RAW RECORDS:

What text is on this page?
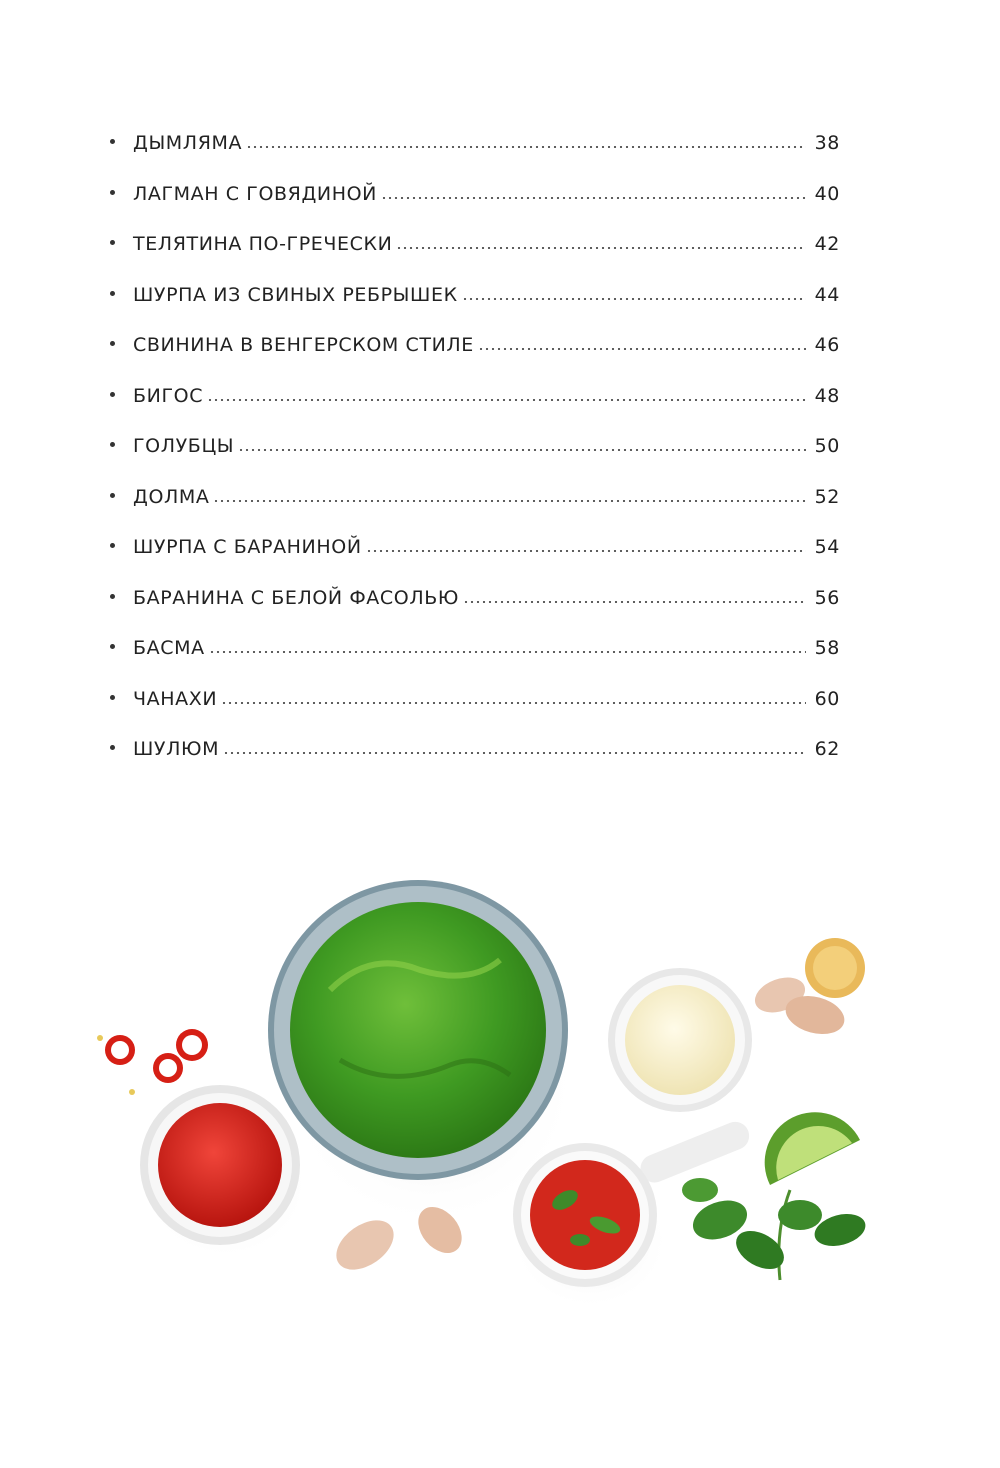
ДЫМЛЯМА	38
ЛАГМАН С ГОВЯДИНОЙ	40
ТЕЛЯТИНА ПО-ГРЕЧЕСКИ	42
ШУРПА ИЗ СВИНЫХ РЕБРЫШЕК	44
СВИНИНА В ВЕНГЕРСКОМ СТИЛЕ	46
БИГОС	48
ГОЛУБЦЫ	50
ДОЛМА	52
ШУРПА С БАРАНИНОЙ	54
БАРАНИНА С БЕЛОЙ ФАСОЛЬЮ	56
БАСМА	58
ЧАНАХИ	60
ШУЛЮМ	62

...

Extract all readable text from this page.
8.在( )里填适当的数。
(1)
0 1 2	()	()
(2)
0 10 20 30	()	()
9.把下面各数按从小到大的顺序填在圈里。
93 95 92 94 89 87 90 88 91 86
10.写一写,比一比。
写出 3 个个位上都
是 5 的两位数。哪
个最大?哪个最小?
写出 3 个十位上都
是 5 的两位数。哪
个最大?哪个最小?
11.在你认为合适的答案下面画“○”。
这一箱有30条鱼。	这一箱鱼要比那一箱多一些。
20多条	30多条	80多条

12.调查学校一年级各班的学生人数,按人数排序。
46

---

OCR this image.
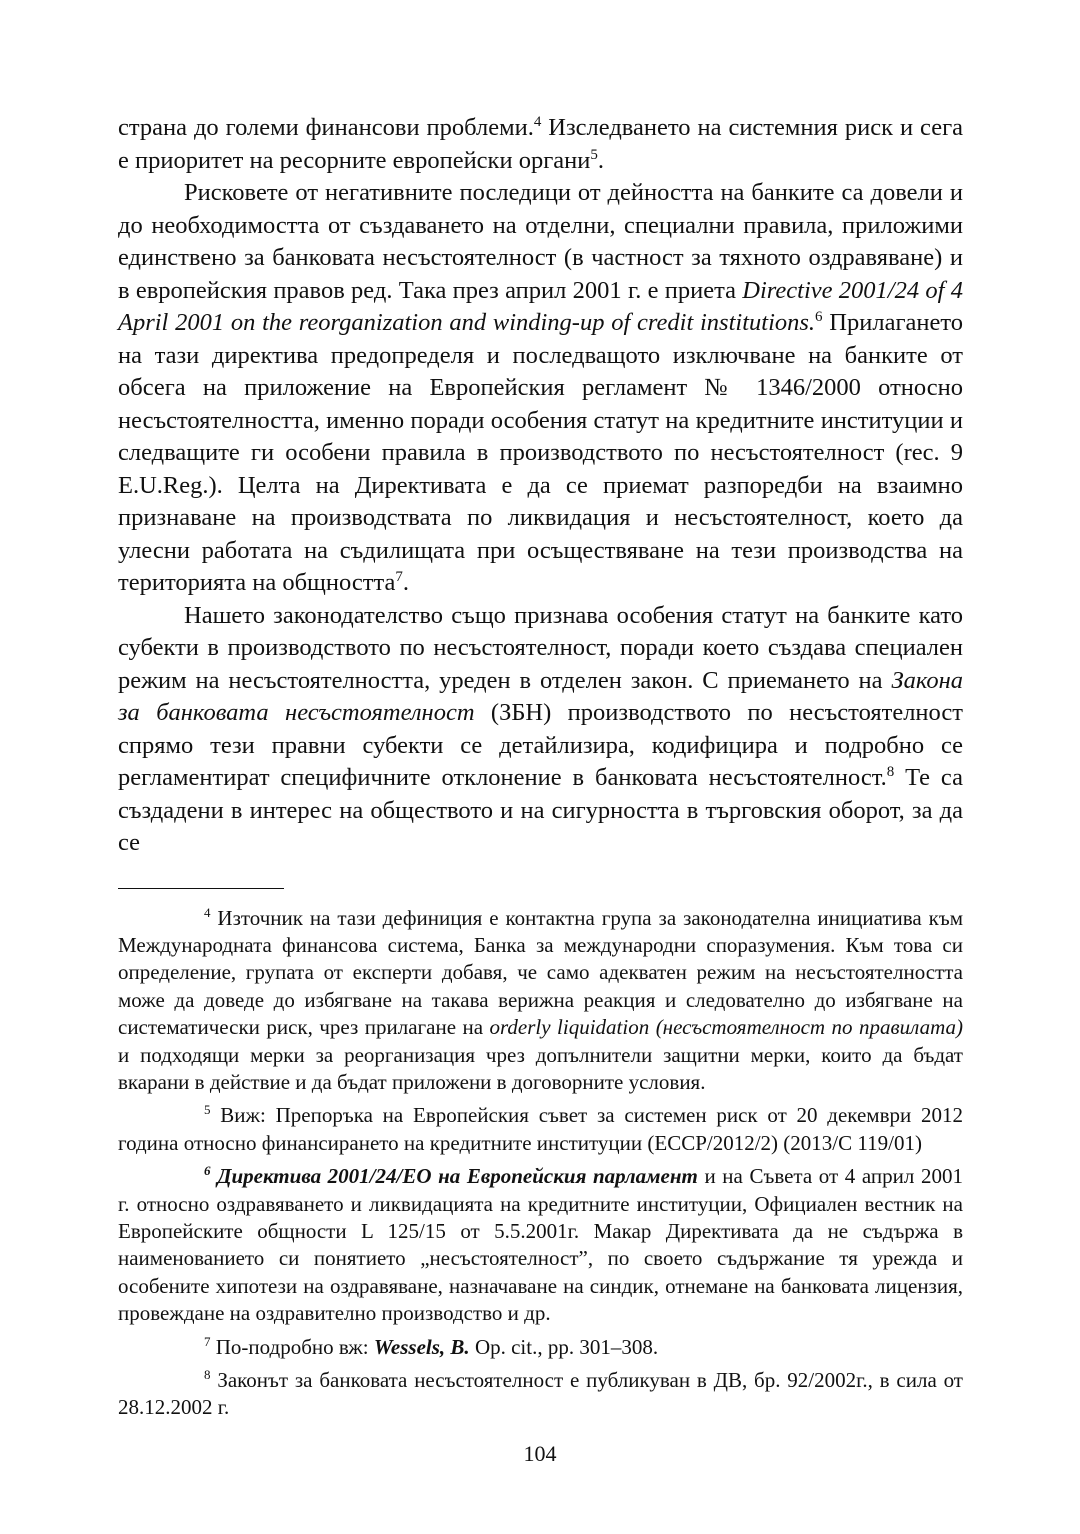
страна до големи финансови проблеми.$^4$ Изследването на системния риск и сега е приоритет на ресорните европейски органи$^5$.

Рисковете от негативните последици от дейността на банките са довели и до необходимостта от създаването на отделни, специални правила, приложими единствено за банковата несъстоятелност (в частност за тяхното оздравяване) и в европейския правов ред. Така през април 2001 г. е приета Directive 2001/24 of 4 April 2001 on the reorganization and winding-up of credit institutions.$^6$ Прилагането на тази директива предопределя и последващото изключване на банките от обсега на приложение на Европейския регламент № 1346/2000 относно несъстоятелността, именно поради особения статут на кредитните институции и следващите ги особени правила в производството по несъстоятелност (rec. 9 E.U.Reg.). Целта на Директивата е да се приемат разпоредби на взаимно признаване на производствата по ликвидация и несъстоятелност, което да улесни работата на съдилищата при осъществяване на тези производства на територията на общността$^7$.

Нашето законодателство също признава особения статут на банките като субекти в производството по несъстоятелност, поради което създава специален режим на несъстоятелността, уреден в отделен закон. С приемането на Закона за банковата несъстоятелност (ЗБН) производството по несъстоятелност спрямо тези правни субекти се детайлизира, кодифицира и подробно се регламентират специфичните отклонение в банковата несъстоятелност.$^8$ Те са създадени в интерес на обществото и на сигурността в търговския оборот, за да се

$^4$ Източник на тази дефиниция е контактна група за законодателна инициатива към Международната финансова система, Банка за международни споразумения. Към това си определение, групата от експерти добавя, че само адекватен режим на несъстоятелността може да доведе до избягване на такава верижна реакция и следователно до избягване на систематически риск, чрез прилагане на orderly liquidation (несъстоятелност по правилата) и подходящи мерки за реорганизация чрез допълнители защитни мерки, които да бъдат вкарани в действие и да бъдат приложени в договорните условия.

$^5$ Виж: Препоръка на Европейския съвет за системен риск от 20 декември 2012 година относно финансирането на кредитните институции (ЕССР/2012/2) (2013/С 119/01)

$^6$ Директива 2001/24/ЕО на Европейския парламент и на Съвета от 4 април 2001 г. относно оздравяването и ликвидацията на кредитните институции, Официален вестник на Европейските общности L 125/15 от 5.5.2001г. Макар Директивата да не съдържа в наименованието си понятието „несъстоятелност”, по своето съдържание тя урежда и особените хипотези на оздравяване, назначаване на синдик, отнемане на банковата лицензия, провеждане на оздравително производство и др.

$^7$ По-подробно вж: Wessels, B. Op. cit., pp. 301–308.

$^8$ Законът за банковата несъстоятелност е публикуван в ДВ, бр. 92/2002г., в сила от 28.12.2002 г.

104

REQUIREMENTS:
Check each line of the entries above for the word "this". List the ones that have it.

EXERCISE SOLUTION:
What text is on this page?
Extract all readable text from this page.
OCR this image.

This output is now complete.